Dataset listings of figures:
────────
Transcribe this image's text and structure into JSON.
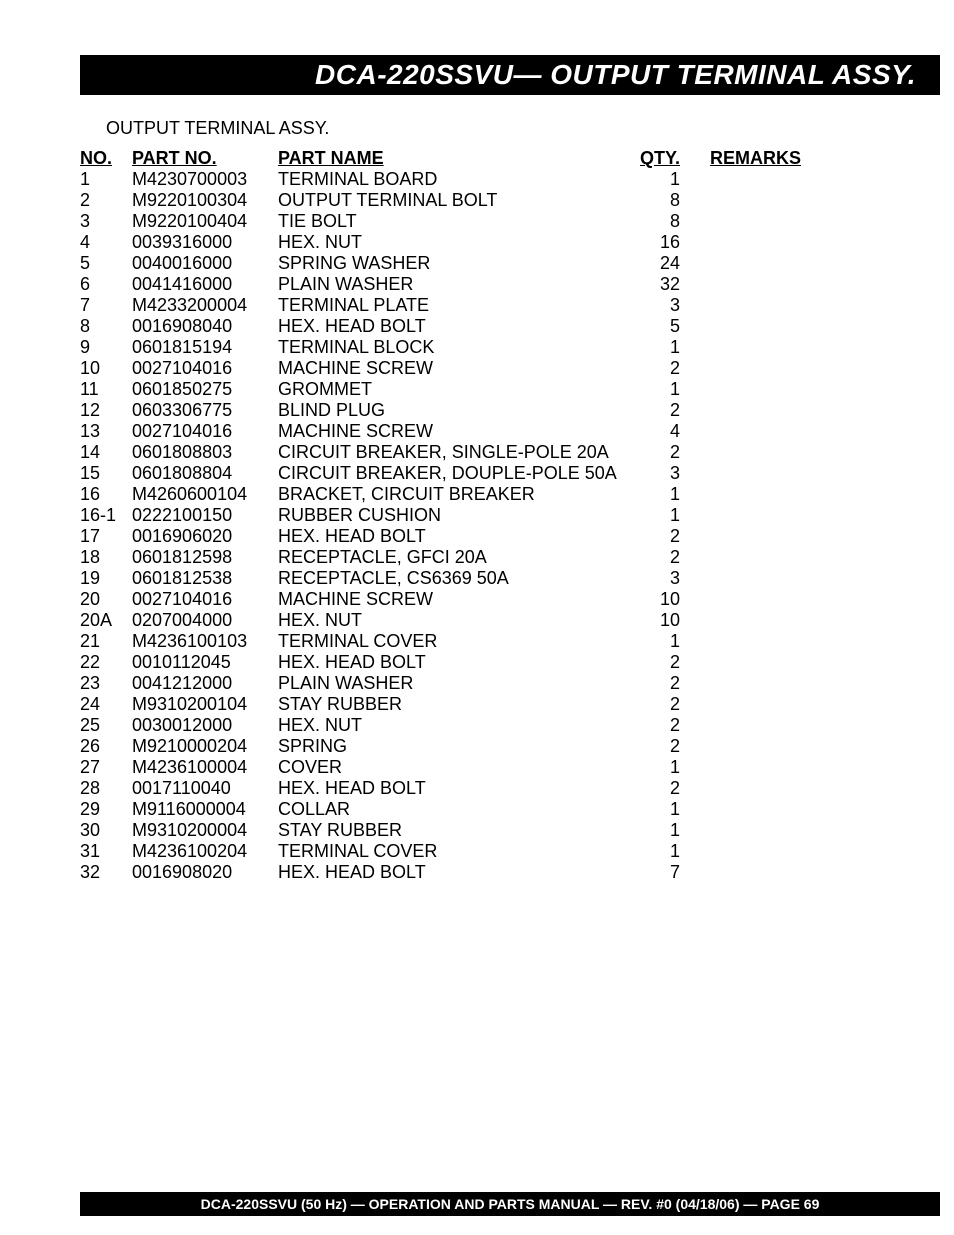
{
  "header": {
    "title": "DCA-220SSVU— OUTPUT TERMINAL ASSY."
  },
  "section_title": "OUTPUT TERMINAL ASSY.",
  "columns": {
    "no": "NO.",
    "part_no": "PART NO.",
    "part_name": "PART NAME",
    "qty": "QTY.",
    "remarks": "REMARKS"
  },
  "rows": [
    {
      "no": "1",
      "part_no": "M4230700003",
      "part_name": "TERMINAL BOARD",
      "qty": "1",
      "remarks": ""
    },
    {
      "no": "2",
      "part_no": "M9220100304",
      "part_name": "OUTPUT TERMINAL BOLT",
      "qty": "8",
      "remarks": ""
    },
    {
      "no": "3",
      "part_no": "M9220100404",
      "part_name": "TIE BOLT",
      "qty": "8",
      "remarks": ""
    },
    {
      "no": "4",
      "part_no": "0039316000",
      "part_name": "HEX. NUT",
      "qty": "16",
      "remarks": ""
    },
    {
      "no": "5",
      "part_no": "0040016000",
      "part_name": "SPRING WASHER",
      "qty": "24",
      "remarks": ""
    },
    {
      "no": "6",
      "part_no": "0041416000",
      "part_name": "PLAIN WASHER",
      "qty": "32",
      "remarks": ""
    },
    {
      "no": "7",
      "part_no": "M4233200004",
      "part_name": "TERMINAL PLATE",
      "qty": "3",
      "remarks": ""
    },
    {
      "no": "8",
      "part_no": "0016908040",
      "part_name": "HEX. HEAD BOLT",
      "qty": "5",
      "remarks": ""
    },
    {
      "no": "9",
      "part_no": "0601815194",
      "part_name": "TERMINAL BLOCK",
      "qty": "1",
      "remarks": ""
    },
    {
      "no": "10",
      "part_no": "0027104016",
      "part_name": "MACHINE SCREW",
      "qty": "2",
      "remarks": ""
    },
    {
      "no": "11",
      "part_no": "0601850275",
      "part_name": "GROMMET",
      "qty": "1",
      "remarks": ""
    },
    {
      "no": "12",
      "part_no": "0603306775",
      "part_name": "BLIND PLUG",
      "qty": "2",
      "remarks": ""
    },
    {
      "no": "13",
      "part_no": "0027104016",
      "part_name": "MACHINE SCREW",
      "qty": "4",
      "remarks": ""
    },
    {
      "no": "14",
      "part_no": "0601808803",
      "part_name": "CIRCUIT BREAKER, SINGLE-POLE 20A",
      "qty": "2",
      "remarks": ""
    },
    {
      "no": "15",
      "part_no": "0601808804",
      "part_name": "CIRCUIT BREAKER, DOUPLE-POLE 50A",
      "qty": "3",
      "remarks": ""
    },
    {
      "no": "16",
      "part_no": "M4260600104",
      "part_name": "BRACKET, CIRCUIT BREAKER",
      "qty": "1",
      "remarks": ""
    },
    {
      "no": "16-1",
      "part_no": "0222100150",
      "part_name": "RUBBER CUSHION",
      "qty": "1",
      "remarks": ""
    },
    {
      "no": "17",
      "part_no": "0016906020",
      "part_name": "HEX. HEAD BOLT",
      "qty": "2",
      "remarks": ""
    },
    {
      "no": "18",
      "part_no": "0601812598",
      "part_name": "RECEPTACLE, GFCI 20A",
      "qty": "2",
      "remarks": ""
    },
    {
      "no": "19",
      "part_no": "0601812538",
      "part_name": "RECEPTACLE, CS6369 50A",
      "qty": "3",
      "remarks": ""
    },
    {
      "no": "20",
      "part_no": "0027104016",
      "part_name": "MACHINE SCREW",
      "qty": "10",
      "remarks": ""
    },
    {
      "no": "20A",
      "part_no": "0207004000",
      "part_name": "HEX. NUT",
      "qty": "10",
      "remarks": ""
    },
    {
      "no": "21",
      "part_no": "M4236100103",
      "part_name": "TERMINAL COVER",
      "qty": "1",
      "remarks": ""
    },
    {
      "no": "22",
      "part_no": "0010112045",
      "part_name": "HEX. HEAD BOLT",
      "qty": "2",
      "remarks": ""
    },
    {
      "no": "23",
      "part_no": "0041212000",
      "part_name": "PLAIN WASHER",
      "qty": "2",
      "remarks": ""
    },
    {
      "no": "24",
      "part_no": "M9310200104",
      "part_name": "STAY RUBBER",
      "qty": "2",
      "remarks": ""
    },
    {
      "no": "25",
      "part_no": "0030012000",
      "part_name": "HEX. NUT",
      "qty": "2",
      "remarks": ""
    },
    {
      "no": "26",
      "part_no": "M9210000204",
      "part_name": "SPRING",
      "qty": "2",
      "remarks": ""
    },
    {
      "no": "27",
      "part_no": "M4236100004",
      "part_name": "COVER",
      "qty": "1",
      "remarks": ""
    },
    {
      "no": "28",
      "part_no": "0017110040",
      "part_name": "HEX. HEAD BOLT",
      "qty": "2",
      "remarks": ""
    },
    {
      "no": "29",
      "part_no": "M9116000004",
      "part_name": "COLLAR",
      "qty": "1",
      "remarks": ""
    },
    {
      "no": "30",
      "part_no": "M9310200004",
      "part_name": "STAY RUBBER",
      "qty": "1",
      "remarks": ""
    },
    {
      "no": "31",
      "part_no": "M4236100204",
      "part_name": "TERMINAL COVER",
      "qty": "1",
      "remarks": ""
    },
    {
      "no": "32",
      "part_no": "0016908020",
      "part_name": "HEX. HEAD BOLT",
      "qty": "7",
      "remarks": ""
    }
  ],
  "footer": "DCA-220SSVU (50 Hz) — OPERATION AND PARTS MANUAL — REV. #0  (04/18/06) — PAGE 69"
}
────────
Stated goal:
From the entries above, pull out each line that includes "SPRING".

The reply:
      "part_name": "SPRING WASHER",
      "part_name": "SPRING",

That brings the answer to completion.